- WORK INSTRUCTIONS: Reproduce all of the data exactly.

- Source data:
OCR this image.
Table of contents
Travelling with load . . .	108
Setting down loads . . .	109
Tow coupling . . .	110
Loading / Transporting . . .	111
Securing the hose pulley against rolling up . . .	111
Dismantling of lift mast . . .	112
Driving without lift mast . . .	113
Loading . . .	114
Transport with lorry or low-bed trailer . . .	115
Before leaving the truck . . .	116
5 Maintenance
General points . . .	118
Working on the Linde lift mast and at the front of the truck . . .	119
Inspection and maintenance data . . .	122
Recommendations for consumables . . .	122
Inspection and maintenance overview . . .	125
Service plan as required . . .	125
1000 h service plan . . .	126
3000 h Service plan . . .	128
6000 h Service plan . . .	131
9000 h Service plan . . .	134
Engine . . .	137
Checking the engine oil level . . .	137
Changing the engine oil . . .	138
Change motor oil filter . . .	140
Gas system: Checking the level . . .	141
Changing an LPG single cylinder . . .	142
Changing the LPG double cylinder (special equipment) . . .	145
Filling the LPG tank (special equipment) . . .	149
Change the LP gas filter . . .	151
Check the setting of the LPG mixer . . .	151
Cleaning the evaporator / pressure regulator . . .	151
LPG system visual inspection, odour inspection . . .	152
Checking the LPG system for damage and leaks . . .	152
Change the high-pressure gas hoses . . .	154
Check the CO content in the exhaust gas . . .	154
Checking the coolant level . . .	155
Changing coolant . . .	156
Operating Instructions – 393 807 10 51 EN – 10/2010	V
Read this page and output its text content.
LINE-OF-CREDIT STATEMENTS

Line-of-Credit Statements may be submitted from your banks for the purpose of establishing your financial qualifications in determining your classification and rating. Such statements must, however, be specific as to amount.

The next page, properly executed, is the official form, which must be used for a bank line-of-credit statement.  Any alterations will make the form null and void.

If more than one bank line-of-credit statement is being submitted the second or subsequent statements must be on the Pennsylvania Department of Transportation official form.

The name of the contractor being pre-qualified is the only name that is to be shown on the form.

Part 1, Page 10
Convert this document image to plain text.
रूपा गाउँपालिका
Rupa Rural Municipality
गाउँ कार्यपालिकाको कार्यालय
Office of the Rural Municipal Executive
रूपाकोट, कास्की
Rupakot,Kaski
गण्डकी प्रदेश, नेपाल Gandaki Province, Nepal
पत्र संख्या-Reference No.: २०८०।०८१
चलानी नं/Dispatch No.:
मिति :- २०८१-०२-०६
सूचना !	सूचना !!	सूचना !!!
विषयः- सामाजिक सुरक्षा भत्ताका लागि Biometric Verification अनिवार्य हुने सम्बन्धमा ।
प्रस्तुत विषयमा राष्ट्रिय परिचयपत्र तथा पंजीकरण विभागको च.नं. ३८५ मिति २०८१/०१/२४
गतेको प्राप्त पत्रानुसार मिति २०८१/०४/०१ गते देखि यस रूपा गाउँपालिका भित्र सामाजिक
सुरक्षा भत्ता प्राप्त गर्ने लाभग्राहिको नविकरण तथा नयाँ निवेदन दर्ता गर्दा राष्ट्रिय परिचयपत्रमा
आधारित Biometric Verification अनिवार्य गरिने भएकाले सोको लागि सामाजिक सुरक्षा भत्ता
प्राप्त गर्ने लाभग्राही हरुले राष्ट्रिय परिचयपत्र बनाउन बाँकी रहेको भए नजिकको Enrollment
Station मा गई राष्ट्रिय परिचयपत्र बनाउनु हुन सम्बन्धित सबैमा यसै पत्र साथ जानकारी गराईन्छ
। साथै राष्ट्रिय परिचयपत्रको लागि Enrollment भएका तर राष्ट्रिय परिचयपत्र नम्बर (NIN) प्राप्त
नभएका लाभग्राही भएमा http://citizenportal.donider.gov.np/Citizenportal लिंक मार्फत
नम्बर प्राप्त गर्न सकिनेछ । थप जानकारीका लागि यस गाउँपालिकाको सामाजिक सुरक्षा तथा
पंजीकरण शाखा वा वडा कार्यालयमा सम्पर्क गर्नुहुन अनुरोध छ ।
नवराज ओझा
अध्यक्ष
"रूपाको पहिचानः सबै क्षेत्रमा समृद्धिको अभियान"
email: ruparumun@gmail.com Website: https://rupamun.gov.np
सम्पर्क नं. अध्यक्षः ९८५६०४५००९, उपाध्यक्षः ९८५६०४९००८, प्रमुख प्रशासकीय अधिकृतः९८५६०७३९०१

- OUTPUT FOR THIS EXERCISE:
OCR this image.
Table of contents
Travelling with load . . .	108
Setting down loads . . .	109
Tow coupling . . .	110
Loading / Transporting . . .	111
Securing the hose pulley against rolling up . . .	111
Dismantling of lift mast . . .	112
Driving without lift mast . . .	113
Loading . . .	114
Transport with lorry or low-bed trailer . . .	115
Before leaving the truck . . .	116
5 Maintenance
General points . . .	118
Working on the Linde lift mast and at the front of the truck . . .	119
Inspection and maintenance data . . .	122
Recommendations for consumables . . .	122
Inspection and maintenance overview . . .	125
Service plan as required . . .	125
1000 h service plan . . .	126
3000 h Service plan . . .	128
6000 h Service plan . . .	131
9000 h Service plan . . .	134
Engine . . .	137
Checking the engine oil level . . .	137
Changing the engine oil . . .	138
Change motor oil filter . . .	140
Gas system: Checking the level . . .	141
Changing an LPG single cylinder . . .	142
Changing the LPG double cylinder (special equipment) . . .	145
Filling the LPG tank (special equipment) . . .	149
Change the LP gas filter . . .	151
Check the setting of the LPG mixer . . .	151
Cleaning the evaporator / pressure regulator . . .	151
LPG system visual inspection, odour inspection . . .	152
Checking the LPG system for damage and leaks . . .	152
Change the high-pressure gas hoses . . .	154
Check the CO content in the exhaust gas . . .	154
Checking the coolant level . . .	155
Changing coolant . . .	156
Operating Instructions – 393 807 10 51 EN – 10/2010	V
Read this page and output its text content.
LINE-OF-CREDIT STATEMENTS

Line-of-Credit Statements may be submitted from your banks for the purpose of establishing your financial qualifications in determining your classification and rating. Such statements must, however, be specific as to amount.

The next page, properly executed, is the official form, which must be used for a bank line-of-credit statement.  Any alterations will make the form null and void.

If more than one bank line-of-credit statement is being submitted the second or subsequent statements must be on the Pennsylvania Department of Transportation official form.

The name of the contractor being pre-qualified is the only name that is to be shown on the form.

Part 1, Page 10
Convert this document image to plain text.
रूपा गाउँपालिका
Rupa Rural Municipality
गाउँ कार्यपालिकाको कार्यालय
Office of the Rural Municipal Executive
रूपाकोट, कास्की
Rupakot,Kaski
गण्डकी प्रदेश, नेपाल Gandaki Province, Nepal
पत्र संख्या-Reference No.: २०८०।०८१
चलानी नं/Dispatch No.:
मिति :- २०८१-०२-०६
सूचना !	सूचना !!	सूचना !!!
विषयः- सामाजिक सुरक्षा भत्ताका लागि Biometric Verification अनिवार्य हुने सम्बन्धमा ।
प्रस्तुत विषयमा राष्ट्रिय परिचयपत्र तथा पंजीकरण विभागको च.नं. ३८५ मिति २०८१/०१/२४
गतेको प्राप्त पत्रानुसार मिति २०८१/०४/०१ गते देखि यस रूपा गाउँपालिका भित्र सामाजिक
सुरक्षा भत्ता प्राप्त गर्ने लाभग्राहिको नविकरण तथा नयाँ निवेदन दर्ता गर्दा राष्ट्रिय परिचयपत्रमा
आधारित Biometric Verification अनिवार्य गरिने भएकाले सोको लागि सामाजिक सुरक्षा भत्ता
प्राप्त गर्ने लाभग्राही हरुले राष्ट्रिय परिचयपत्र बनाउन बाँकी रहेको भए नजिकको Enrollment
Station मा गई राष्ट्रिय परिचयपत्र बनाउनु हुन सम्बन्धित सबैमा यसै पत्र साथ जानकारी गराईन्छ
। साथै राष्ट्रिय परिचयपत्रको लागि Enrollment भएका तर राष्ट्रिय परिचयपत्र नम्बर (NIN) प्राप्त
नभएका लाभग्राही भएमा http://citizenportal.donider.gov.np/Citizenportal लिंक मार्फत
नम्बर प्राप्त गर्न सकिनेछ । थप जानकारीका लागि यस गाउँपालिकाको सामाजिक सुरक्षा तथा
पंजीकरण शाखा वा वडा कार्यालयमा सम्पर्क गर्नुहुन अनुरोध छ ।
नवराज ओझा
अध्यक्ष
"रूपाको पहिचानः सबै क्षेत्रमा समृद्धिको अभियान"
email: ruparumun@gmail.com Website: https://rupamun.gov.np
सम्पर्क नं. अध्यक्षः ९८५६०४५००९, उपाध्यक्षः ९८५६०४९००८, प्रमुख प्रशासकीय अधिकृतः९८५६०७३९०१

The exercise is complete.